## start Extracted records

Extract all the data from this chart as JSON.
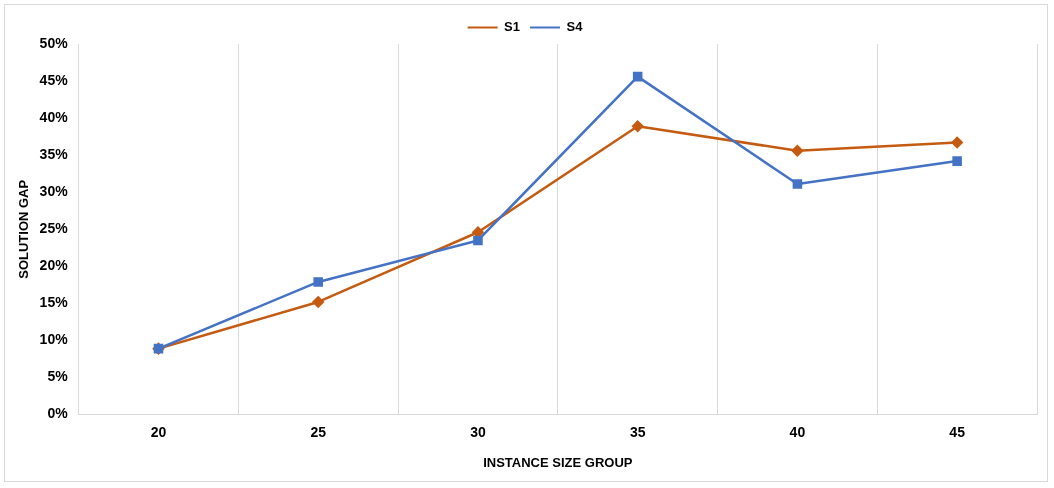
{
  "chart_data": {
    "type": "line",
    "xlabel": "INSTANCE SIZE GROUP",
    "ylabel": "SOLUTION GAP",
    "categories": [
      "20",
      "25",
      "30",
      "35",
      "40",
      "45"
    ],
    "series": [
      {
        "name": "S1",
        "color": "#c55a11",
        "marker": "diamond",
        "values": [
          8.9,
          15.2,
          24.6,
          38.9,
          35.6,
          36.7
        ]
      },
      {
        "name": "S4",
        "color": "#4472c4",
        "marker": "square",
        "values": [
          8.9,
          17.9,
          23.5,
          45.6,
          31.1,
          34.2
        ]
      }
    ],
    "ylim": [
      0,
      50
    ],
    "yticks": [
      {
        "value": 0,
        "label": "0%"
      },
      {
        "value": 5,
        "label": "5%"
      },
      {
        "value": 10,
        "label": "10%"
      },
      {
        "value": 15,
        "label": "15%"
      },
      {
        "value": 20,
        "label": "20%"
      },
      {
        "value": 25,
        "label": "25%"
      },
      {
        "value": 30,
        "label": "30%"
      },
      {
        "value": 35,
        "label": "35%"
      },
      {
        "value": 40,
        "label": "40%"
      },
      {
        "value": 45,
        "label": "45%"
      },
      {
        "value": 50,
        "label": "50%"
      }
    ],
    "grid": "x",
    "legend": "top",
    "line_style": "solid"
  }
}
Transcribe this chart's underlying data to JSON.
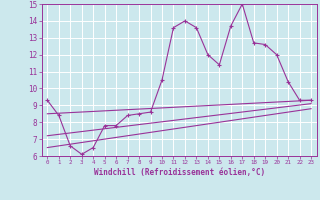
{
  "xlabel": "Windchill (Refroidissement éolien,°C)",
  "background_color": "#cce8ed",
  "grid_color": "#ffffff",
  "line_color": "#993399",
  "spine_color": "#993399",
  "xlim": [
    -0.5,
    23.5
  ],
  "ylim": [
    6,
    15
  ],
  "xticks": [
    0,
    1,
    2,
    3,
    4,
    5,
    6,
    7,
    8,
    9,
    10,
    11,
    12,
    13,
    14,
    15,
    16,
    17,
    18,
    19,
    20,
    21,
    22,
    23
  ],
  "yticks": [
    6,
    7,
    8,
    9,
    10,
    11,
    12,
    13,
    14,
    15
  ],
  "line1_x": [
    0,
    1,
    2,
    3,
    4,
    5,
    6,
    7,
    8,
    9,
    10,
    11,
    12,
    13,
    14,
    15,
    16,
    17,
    18,
    19,
    20,
    21,
    22,
    23
  ],
  "line1_y": [
    9.3,
    8.4,
    6.6,
    6.1,
    6.5,
    7.8,
    7.8,
    8.4,
    8.5,
    8.6,
    10.5,
    13.6,
    14.0,
    13.6,
    12.0,
    11.4,
    13.7,
    15.0,
    12.7,
    12.6,
    12.0,
    10.4,
    9.3,
    9.3
  ],
  "line2_x": [
    0,
    23
  ],
  "line2_y": [
    8.5,
    9.3
  ],
  "line3_x": [
    0,
    23
  ],
  "line3_y": [
    7.2,
    9.1
  ],
  "line4_x": [
    0,
    23
  ],
  "line4_y": [
    6.5,
    8.8
  ]
}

## end Extracted records

Reproduce the entries above word for word. Pictures stay out.

→ **Response below**:
Extract all the data from this chart as JSON.
{
  "chart_data": {
    "type": "line",
    "xlabel": "INSTANCE SIZE GROUP",
    "ylabel": "SOLUTION GAP",
    "categories": [
      "20",
      "25",
      "30",
      "35",
      "40",
      "45"
    ],
    "series": [
      {
        "name": "S1",
        "color": "#c55a11",
        "marker": "diamond",
        "values": [
          8.9,
          15.2,
          24.6,
          38.9,
          35.6,
          36.7
        ]
      },
      {
        "name": "S4",
        "color": "#4472c4",
        "marker": "square",
        "values": [
          8.9,
          17.9,
          23.5,
          45.6,
          31.1,
          34.2
        ]
      }
    ],
    "ylim": [
      0,
      50
    ],
    "yticks": [
      {
        "value": 0,
        "label": "0%"
      },
      {
        "value": 5,
        "label": "5%"
      },
      {
        "value": 10,
        "label": "10%"
      },
      {
        "value": 15,
        "label": "15%"
      },
      {
        "value": 20,
        "label": "20%"
      },
      {
        "value": 25,
        "label": "25%"
      },
      {
        "value": 30,
        "label": "30%"
      },
      {
        "value": 35,
        "label": "35%"
      },
      {
        "value": 40,
        "label": "40%"
      },
      {
        "value": 45,
        "label": "45%"
      },
      {
        "value": 50,
        "label": "50%"
      }
    ],
    "grid": "x",
    "legend": "top",
    "line_style": "solid"
  }
}
Transcribe this chart's underlying data to JSON.
{
  "xlabel": "Windchill (Refroidissement éolien,°C)",
  "background_color": "#cce8ed",
  "grid_color": "#ffffff",
  "line_color": "#993399",
  "spine_color": "#993399",
  "xlim": [
    -0.5,
    23.5
  ],
  "ylim": [
    6,
    15
  ],
  "xticks": [
    0,
    1,
    2,
    3,
    4,
    5,
    6,
    7,
    8,
    9,
    10,
    11,
    12,
    13,
    14,
    15,
    16,
    17,
    18,
    19,
    20,
    21,
    22,
    23
  ],
  "yticks": [
    6,
    7,
    8,
    9,
    10,
    11,
    12,
    13,
    14,
    15
  ],
  "line1_x": [
    0,
    1,
    2,
    3,
    4,
    5,
    6,
    7,
    8,
    9,
    10,
    11,
    12,
    13,
    14,
    15,
    16,
    17,
    18,
    19,
    20,
    21,
    22,
    23
  ],
  "line1_y": [
    9.3,
    8.4,
    6.6,
    6.1,
    6.5,
    7.8,
    7.8,
    8.4,
    8.5,
    8.6,
    10.5,
    13.6,
    14.0,
    13.6,
    12.0,
    11.4,
    13.7,
    15.0,
    12.7,
    12.6,
    12.0,
    10.4,
    9.3,
    9.3
  ],
  "line2_x": [
    0,
    23
  ],
  "line2_y": [
    8.5,
    9.3
  ],
  "line3_x": [
    0,
    23
  ],
  "line3_y": [
    7.2,
    9.1
  ],
  "line4_x": [
    0,
    23
  ],
  "line4_y": [
    6.5,
    8.8
  ]
}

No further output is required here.